--- START DATA TO USE ---
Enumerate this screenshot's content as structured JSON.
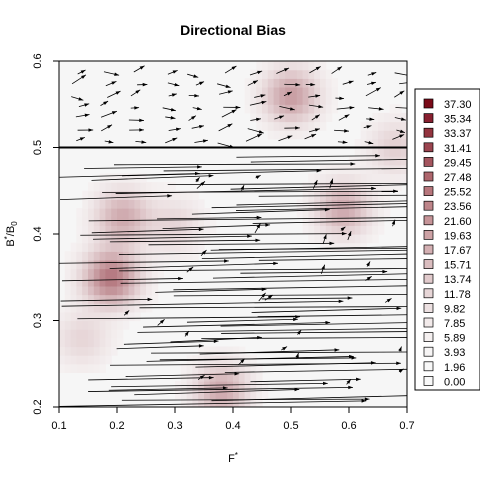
{
  "chart_data": {
    "type": "heatmap",
    "title": "Directional Bias",
    "xlabel": "F*",
    "ylabel": "B*/B0",
    "xlim": [
      0.1,
      0.7
    ],
    "ylim": [
      0.2,
      0.6
    ],
    "x_ticks": [
      "0.1",
      "0.2",
      "0.3",
      "0.4",
      "0.5",
      "0.6",
      "0.7"
    ],
    "y_ticks": [
      "0.2",
      "0.3",
      "0.4",
      "0.5",
      "0.6"
    ],
    "reference_line_y": 0.5,
    "legend": {
      "position": "right",
      "entries": [
        "37.30",
        "35.34",
        "33.37",
        "31.41",
        "29.45",
        "27.48",
        "25.52",
        "23.56",
        "21.60",
        "19.63",
        "17.67",
        "15.71",
        "13.74",
        "11.78",
        "9.82",
        "7.85",
        "5.89",
        "3.93",
        "1.96",
        "0.00"
      ],
      "colors": [
        "#7a0a18",
        "#882030",
        "#93343f",
        "#9b4550",
        "#a4555e",
        "#ae666d",
        "#b7767c",
        "#be858a",
        "#c69498",
        "#cda2a5",
        "#d4b0b3",
        "#dabdbf",
        "#e1cacc",
        "#e7d6d7",
        "#ede1e2",
        "#f2eaea",
        "#f5f0f0",
        "#f7f5f5",
        "#f8f8f8",
        "#f9f9f9"
      ]
    },
    "hotspots": [
      {
        "x": 0.19,
        "y": 0.35,
        "value": 20
      },
      {
        "x": 0.21,
        "y": 0.42,
        "value": 12
      },
      {
        "x": 0.38,
        "y": 0.22,
        "value": 12
      },
      {
        "x": 0.5,
        "y": 0.56,
        "value": 14
      },
      {
        "x": 0.59,
        "y": 0.43,
        "value": 12
      },
      {
        "x": 0.68,
        "y": 0.5,
        "value": 6
      },
      {
        "x": 0.14,
        "y": 0.28,
        "value": 5
      },
      {
        "x": 0.3,
        "y": 0.41,
        "value": 5
      }
    ],
    "vector_field": {
      "upper_region": {
        "y_range": [
          0.5,
          0.6
        ],
        "arrow_style": "short",
        "direction": "right, slight downward"
      },
      "lower_region": {
        "y_range": [
          0.2,
          0.5
        ],
        "arrow_style": "long streaks",
        "direction": "right, slight upward"
      }
    }
  }
}
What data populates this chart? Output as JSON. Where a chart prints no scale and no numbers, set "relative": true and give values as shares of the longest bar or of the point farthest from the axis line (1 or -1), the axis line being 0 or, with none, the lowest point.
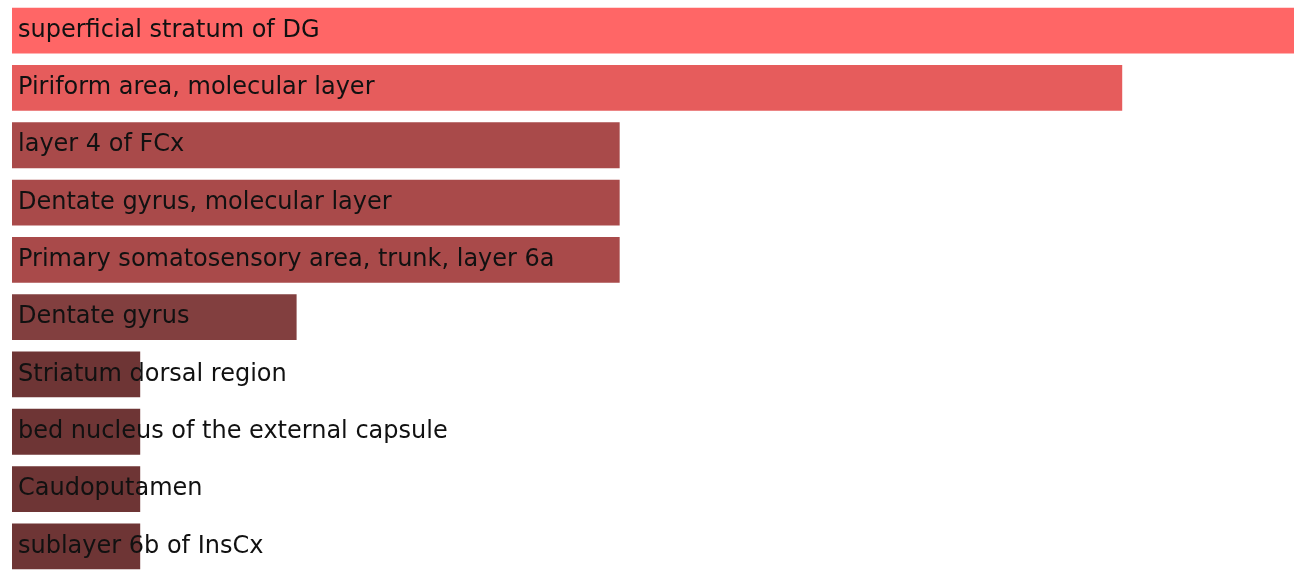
{
  "chart_data": {
    "type": "bar",
    "orientation": "horizontal",
    "relative": true,
    "categories": [
      "superficial stratum of DG",
      "Piriform area, molecular layer",
      "layer 4 of FCx",
      "Dentate gyrus, molecular layer",
      "Primary somatosensory area, trunk, layer 6a",
      "Dentate gyrus",
      "Striatum dorsal region",
      "bed nucleus of the external capsule",
      "Caudoputamen",
      "sublayer 6b of InsCx"
    ],
    "values": [
      1,
      0.866,
      0.474,
      0.474,
      0.474,
      0.222,
      0.1,
      0.1,
      0.1,
      0.1
    ],
    "colors": [
      "#ff6666",
      "#e65c5c",
      "#a94a4a",
      "#a94a4a",
      "#a94a4a",
      "#823f3f",
      "#6e3535",
      "#6e3535",
      "#6e3535",
      "#6e3535"
    ],
    "legend": false
  }
}
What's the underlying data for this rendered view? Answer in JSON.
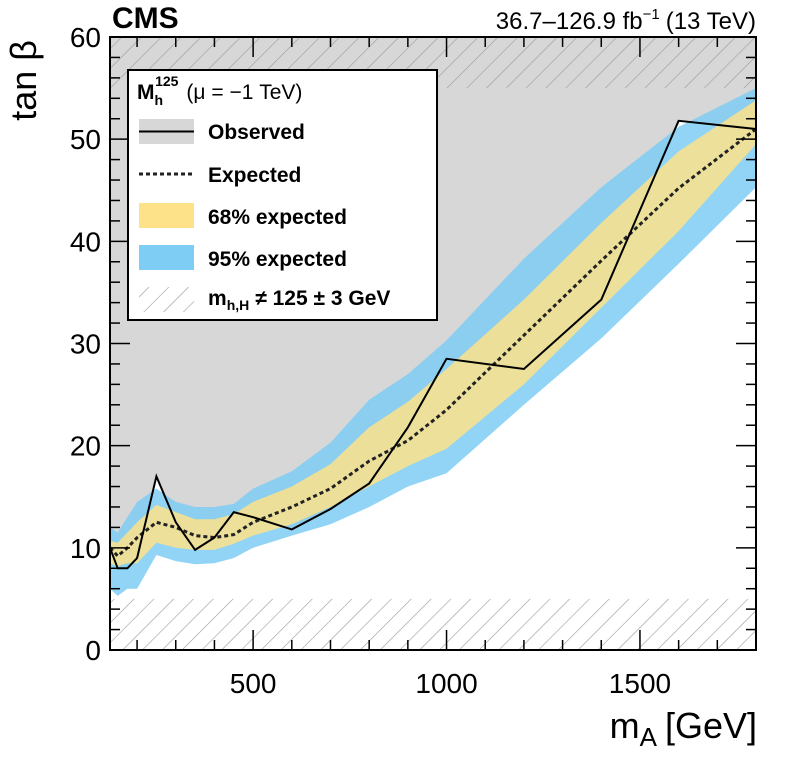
{
  "chart_data": {
    "type": "area",
    "experiment": "CMS",
    "lumi_energy": "36.7–126.9 fb",
    "lumi_exponent": "−1",
    "energy": "(13 TeV)",
    "xlabel_main": "m",
    "xlabel_sub": "A",
    "xlabel_unit": "[GeV]",
    "ylabel": "tan β",
    "xlim": [
      130,
      1800
    ],
    "ylim": [
      0,
      60
    ],
    "x_ticks": [
      500,
      1000,
      1500
    ],
    "y_ticks": [
      0,
      10,
      20,
      30,
      40,
      50,
      60
    ],
    "x_tick_labels": [
      "500",
      "1000",
      "1500"
    ],
    "y_tick_labels": [
      "0",
      "10",
      "20",
      "30",
      "40",
      "50",
      "60"
    ],
    "legend": {
      "scenario_main": "M",
      "scenario_sub": "h",
      "scenario_sup": "125",
      "scenario_param": "(μ = −1 TeV)",
      "observed": "Observed",
      "expected": "Expected",
      "band68": "68% expected",
      "band95": "95% expected",
      "hatched_main": "m",
      "hatched_sub": "h,H",
      "hatched_rest": "≠ 125 ± 3 GeV"
    },
    "colors": {
      "excluded": "#d7d7d7",
      "band68": "#fde28a",
      "band95": "#7ecdf5",
      "observed": "#000000",
      "expected": "#222222",
      "hatch": "#9a9a9a"
    },
    "hatched_regions": [
      {
        "name": "upper",
        "y_from_left": 55,
        "y_from_right": 55,
        "y_to": 60
      },
      {
        "name": "lower",
        "y_from": 0,
        "y_to": 5
      }
    ],
    "series": [
      {
        "name": "Observed",
        "x": [
          130,
          150,
          175,
          200,
          250,
          300,
          350,
          400,
          450,
          500,
          600,
          700,
          800,
          900,
          1000,
          1200,
          1400,
          1600,
          1800
        ],
        "values": [
          10,
          8,
          8,
          9,
          17,
          12.5,
          9.8,
          11,
          13.5,
          13,
          11.8,
          13.8,
          16.3,
          21.8,
          28.5,
          27.5,
          34.3,
          51.8,
          51
        ]
      },
      {
        "name": "Expected",
        "x": [
          130,
          150,
          175,
          200,
          250,
          300,
          350,
          400,
          450,
          500,
          600,
          700,
          800,
          900,
          1000,
          1200,
          1400,
          1600,
          1800
        ],
        "values": [
          10,
          9.2,
          10,
          11,
          12.5,
          12,
          11.2,
          11,
          11.3,
          12.5,
          14,
          15.8,
          18.5,
          20.5,
          23.5,
          30.8,
          38.1,
          45.2,
          51
        ]
      },
      {
        "name": "68% expected",
        "x": [
          130,
          150,
          175,
          200,
          250,
          300,
          350,
          400,
          450,
          500,
          600,
          700,
          800,
          900,
          1000,
          1200,
          1400,
          1600,
          1800
        ],
        "low": [
          8.5,
          8.2,
          8.5,
          8.5,
          10.5,
          10,
          9.8,
          9.8,
          10.4,
          11.2,
          12.3,
          14,
          16,
          18,
          19.7,
          26,
          33.5,
          41,
          49.5
        ],
        "high": [
          10.7,
          10.5,
          11.5,
          12.5,
          14.2,
          13.5,
          12.8,
          12.8,
          13.3,
          14.5,
          16,
          18.2,
          21.8,
          24.3,
          27.5,
          34.3,
          41.8,
          48.8,
          53.8
        ]
      },
      {
        "name": "95% expected",
        "x": [
          130,
          150,
          175,
          200,
          250,
          300,
          350,
          400,
          450,
          500,
          600,
          700,
          800,
          900,
          1000,
          1200,
          1400,
          1600,
          1800
        ],
        "low": [
          6,
          5.3,
          6,
          6,
          9.3,
          8.7,
          8.4,
          8.5,
          9,
          10,
          11.2,
          12.3,
          14,
          16,
          17.3,
          24,
          30.5,
          37.8,
          45.3
        ],
        "high": [
          12,
          11.5,
          13,
          14.5,
          15.8,
          14.5,
          14,
          14,
          14.3,
          15.8,
          17.5,
          20.3,
          24.5,
          27,
          30.3,
          38.3,
          45.3,
          51.2,
          55
        ]
      },
      {
        "name": "Excluded region",
        "x": [
          130,
          150,
          175,
          200,
          250,
          300,
          350,
          400,
          450,
          500,
          600,
          700,
          800,
          900,
          1000,
          1200,
          1400,
          1600,
          1800
        ],
        "from": [
          10,
          8,
          8,
          9,
          17,
          12.5,
          9.8,
          11,
          13.5,
          13,
          11.8,
          13.8,
          16.3,
          21.8,
          28.5,
          27.5,
          34.3,
          51.8,
          51
        ],
        "to": 60
      }
    ]
  }
}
--- END DATA TO USE ---
EXERCISE DESCRIPTION:
Count each line with "gyrus" in it and report that figure by itself.

FINAL RESULT:
2